======== RAW RECORDS

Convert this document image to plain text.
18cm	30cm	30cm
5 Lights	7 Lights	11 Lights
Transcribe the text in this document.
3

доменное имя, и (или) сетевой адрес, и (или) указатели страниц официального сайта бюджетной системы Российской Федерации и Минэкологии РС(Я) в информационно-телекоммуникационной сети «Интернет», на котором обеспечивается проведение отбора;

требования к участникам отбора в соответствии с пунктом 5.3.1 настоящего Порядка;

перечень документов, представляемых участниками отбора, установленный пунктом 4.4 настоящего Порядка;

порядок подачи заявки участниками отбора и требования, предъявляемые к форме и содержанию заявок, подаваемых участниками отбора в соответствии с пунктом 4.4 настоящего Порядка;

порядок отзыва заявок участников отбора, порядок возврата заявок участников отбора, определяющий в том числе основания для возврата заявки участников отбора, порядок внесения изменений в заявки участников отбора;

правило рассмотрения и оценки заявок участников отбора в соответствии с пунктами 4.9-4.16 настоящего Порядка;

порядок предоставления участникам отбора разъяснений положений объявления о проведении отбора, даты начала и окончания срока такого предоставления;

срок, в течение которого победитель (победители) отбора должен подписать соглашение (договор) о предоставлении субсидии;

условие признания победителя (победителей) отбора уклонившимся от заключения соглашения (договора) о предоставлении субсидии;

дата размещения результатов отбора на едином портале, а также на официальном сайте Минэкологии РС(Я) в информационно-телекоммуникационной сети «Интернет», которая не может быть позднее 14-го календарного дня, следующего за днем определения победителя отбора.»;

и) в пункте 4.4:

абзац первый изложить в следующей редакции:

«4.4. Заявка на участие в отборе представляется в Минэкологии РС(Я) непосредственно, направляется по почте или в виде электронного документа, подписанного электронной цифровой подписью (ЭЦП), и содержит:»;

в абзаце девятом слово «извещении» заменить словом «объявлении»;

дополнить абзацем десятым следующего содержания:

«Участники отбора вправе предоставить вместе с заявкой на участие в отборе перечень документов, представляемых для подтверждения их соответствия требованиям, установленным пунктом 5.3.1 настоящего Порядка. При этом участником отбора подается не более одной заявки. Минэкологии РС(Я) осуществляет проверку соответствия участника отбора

================

# PROBLEM STATEMENT
Copy all of the material word for word.

# IN RESPONSE
Convert this document image to plain text.
18cm	30cm	30cm
5 Lights	7 Lights	11 Lights
Transcribe the text in this document.
3

доменное имя, и (или) сетевой адрес, и (или) указатели страниц официального сайта бюджетной системы Российской Федерации и Минэкологии РС(Я) в информационно-телекоммуникационной сети «Интернет», на котором обеспечивается проведение отбора;

требования к участникам отбора в соответствии с пунктом 5.3.1 настоящего Порядка;

перечень документов, представляемых участниками отбора, установленный пунктом 4.4 настоящего Порядка;

порядок подачи заявки участниками отбора и требования, предъявляемые к форме и содержанию заявок, подаваемых участниками отбора в соответствии с пунктом 4.4 настоящего Порядка;

порядок отзыва заявок участников отбора, порядок возврата заявок участников отбора, определяющий в том числе основания для возврата заявки участников отбора, порядок внесения изменений в заявки участников отбора;

правило рассмотрения и оценки заявок участников отбора в соответствии с пунктами 4.9-4.16 настоящего Порядка;

порядок предоставления участникам отбора разъяснений положений объявления о проведении отбора, даты начала и окончания срока такого предоставления;

срок, в течение которого победитель (победители) отбора должен подписать соглашение (договор) о предоставлении субсидии;

условие признания победителя (победителей) отбора уклонившимся от заключения соглашения (договора) о предоставлении субсидии;

дата размещения результатов отбора на едином портале, а также на официальном сайте Минэкологии РС(Я) в информационно-телекоммуникационной сети «Интернет», которая не может быть позднее 14-го календарного дня, следующего за днем определения победителя отбора.»;

и) в пункте 4.4:

абзац первый изложить в следующей редакции:

«4.4. Заявка на участие в отборе представляется в Минэкологии РС(Я) непосредственно, направляется по почте или в виде электронного документа, подписанного электронной цифровой подписью (ЭЦП), и содержит:»;

в абзаце девятом слово «извещении» заменить словом «объявлении»;

дополнить абзацем десятым следующего содержания:

«Участники отбора вправе предоставить вместе с заявкой на участие в отборе перечень документов, представляемых для подтверждения их соответствия требованиям, установленным пунктом 5.3.1 настоящего Порядка. При этом участником отбора подается не более одной заявки. Минэкологии РС(Я) осуществляет проверку соответствия участника отбора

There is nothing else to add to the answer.